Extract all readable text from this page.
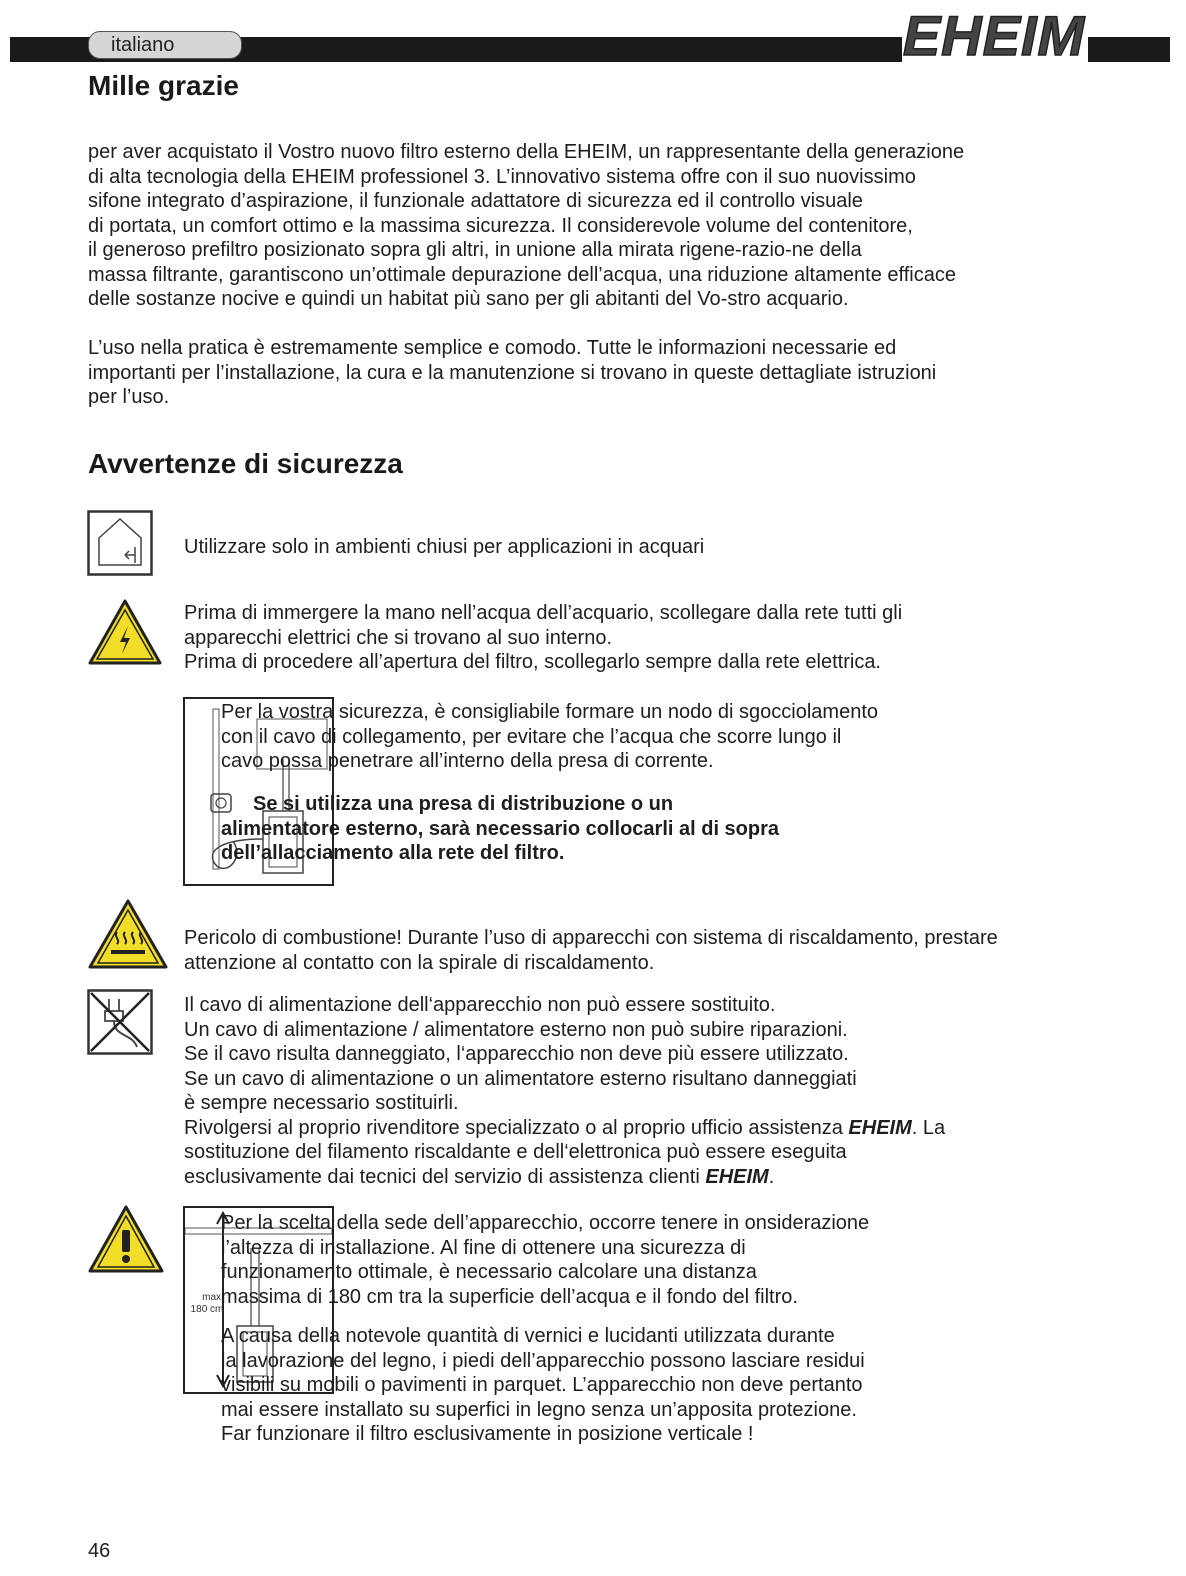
italiano	EHEIM
Mille grazie
per aver acquistato il Vostro nuovo filtro esterno della EHEIM, un rappresentante della generazione
di alta tecnologia della EHEIM professionel 3. L’innovativo sistema offre con il suo nuovissimo
sifone integrato d’aspirazione, il funzionale adattatore di sicurezza ed il controllo visuale
di portata, un comfort ottimo e la massima sicurezza. Il considerevole volume del contenitore,
il generoso prefiltro posizionato sopra gli altri, in unione alla mirata rigene-razio-ne della
massa filtrante, garantiscono un’ottimale depurazione dell’acqua, una riduzione altamente efficace
delle sostanze nocive e quindi un habitat più sano per gli abitanti del Vo-stro acquario.
L’uso nella pratica è estremamente semplice e comodo. Tutte le informazioni necessarie ed
importanti per l’installazione, la cura e la manutenzione si trovano in queste dettagliate istruzioni
per l’uso.
Avvertenze di sicurezza
Utilizzare solo in ambienti chiusi per applicazioni in acquari
Prima di immergere la mano nell’acqua dell’acquario, scollegare dalla rete tutti gli
apparecchi elettrici che si trovano al suo interno.
Prima di procedere all’apertura del filtro, scollegarlo sempre dalla rete elettrica.
Per la vostra sicurezza, è consigliabile formare un nodo di sgocciolamento
con il cavo di collegamento, per evitare che l’acqua che scorre lungo il
cavo possa penetrare all’interno della presa di corrente.
Se si utilizza una presa di distribuzione o un
alimentatore esterno, sarà necessario collocarli al di sopra
dell’allacciamento alla rete del filtro.
Pericolo di combustione! Durante l’uso di apparecchi con sistema di riscaldamento, prestare
attenzione al contatto con la spirale di riscaldamento.
Il cavo di alimentazione dell‘apparecchio non può essere sostituito.
Un cavo di alimentazione / alimentatore esterno non può subire riparazioni.
Se il cavo risulta danneggiato, l‘apparecchio non deve più essere utilizzato.
Se un cavo di alimentazione o un alimentatore esterno risultano danneggiati
è sempre necessario sostituirli.
Rivolgersi al proprio rivenditore specializzato o al proprio ufficio assistenza EHEIM. La
sostituzione del filamento riscaldante e dell‘elettronica può essere eseguita
esclusivamente dai tecnici del servizio di assistenza clienti EHEIM.
max.
180 cm
Per la scelta della sede dell’apparecchio, occorre tenere in onsiderazione
l’altezza di installazione. Al fine di ottenere una sicurezza di
funzionamento ottimale, è necessario calcolare una distanza
massima di 180 cm tra la superficie dell’acqua e il fondo del filtro.
A causa della notevole quantità di vernici e lucidanti utilizzata durante
la lavorazione del legno, i piedi dell’apparecchio possono lasciare residui
visibili su mobili o pavimenti in parquet. L’apparecchio non deve pertanto
mai essere installato su superfici in legno senza un’apposita protezione.
Far funzionare il filtro esclusivamente in posizione verticale !
46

__What you will do__
Set down all the entries exactly as they appear, but skip any pictures.

__The response__
Extract all readable text from this page.
italiano	EHEIM
Mille grazie
per aver acquistato il Vostro nuovo filtro esterno della EHEIM, un rappresentante della generazione
di alta tecnologia della EHEIM professionel 3. L’innovativo sistema offre con il suo nuovissimo
sifone integrato d’aspirazione, il funzionale adattatore di sicurezza ed il controllo visuale
di portata, un comfort ottimo e la massima sicurezza. Il considerevole volume del contenitore,
il generoso prefiltro posizionato sopra gli altri, in unione alla mirata rigene-razio-ne della
massa filtrante, garantiscono un’ottimale depurazione dell’acqua, una riduzione altamente efficace
delle sostanze nocive e quindi un habitat più sano per gli abitanti del Vo-stro acquario.
L’uso nella pratica è estremamente semplice e comodo. Tutte le informazioni necessarie ed
importanti per l’installazione, la cura e la manutenzione si trovano in queste dettagliate istruzioni
per l’uso.
Avvertenze di sicurezza
Utilizzare solo in ambienti chiusi per applicazioni in acquari
Prima di immergere la mano nell’acqua dell’acquario, scollegare dalla rete tutti gli
apparecchi elettrici che si trovano al suo interno.
Prima di procedere all’apertura del filtro, scollegarlo sempre dalla rete elettrica.
Per la vostra sicurezza, è consigliabile formare un nodo di sgocciolamento
con il cavo di collegamento, per evitare che l’acqua che scorre lungo il
cavo possa penetrare all’interno della presa di corrente.
Se si utilizza una presa di distribuzione o un
alimentatore esterno, sarà necessario collocarli al di sopra
dell’allacciamento alla rete del filtro.
Pericolo di combustione! Durante l’uso di apparecchi con sistema di riscaldamento, prestare
attenzione al contatto con la spirale di riscaldamento.
Il cavo di alimentazione dell‘apparecchio non può essere sostituito.
Un cavo di alimentazione / alimentatore esterno non può subire riparazioni.
Se il cavo risulta danneggiato, l‘apparecchio non deve più essere utilizzato.
Se un cavo di alimentazione o un alimentatore esterno risultano danneggiati
è sempre necessario sostituirli.
Rivolgersi al proprio rivenditore specializzato o al proprio ufficio assistenza EHEIM. La
sostituzione del filamento riscaldante e dell‘elettronica può essere eseguita
esclusivamente dai tecnici del servizio di assistenza clienti EHEIM.
max.
180 cm
Per la scelta della sede dell’apparecchio, occorre tenere in onsiderazione
l’altezza di installazione. Al fine di ottenere una sicurezza di
funzionamento ottimale, è necessario calcolare una distanza
massima di 180 cm tra la superficie dell’acqua e il fondo del filtro.
A causa della notevole quantità di vernici e lucidanti utilizzata durante
la lavorazione del legno, i piedi dell’apparecchio possono lasciare residui
visibili su mobili o pavimenti in parquet. L’apparecchio non deve pertanto
mai essere installato su superfici in legno senza un’apposita protezione.
Far funzionare il filtro esclusivamente in posizione verticale !
46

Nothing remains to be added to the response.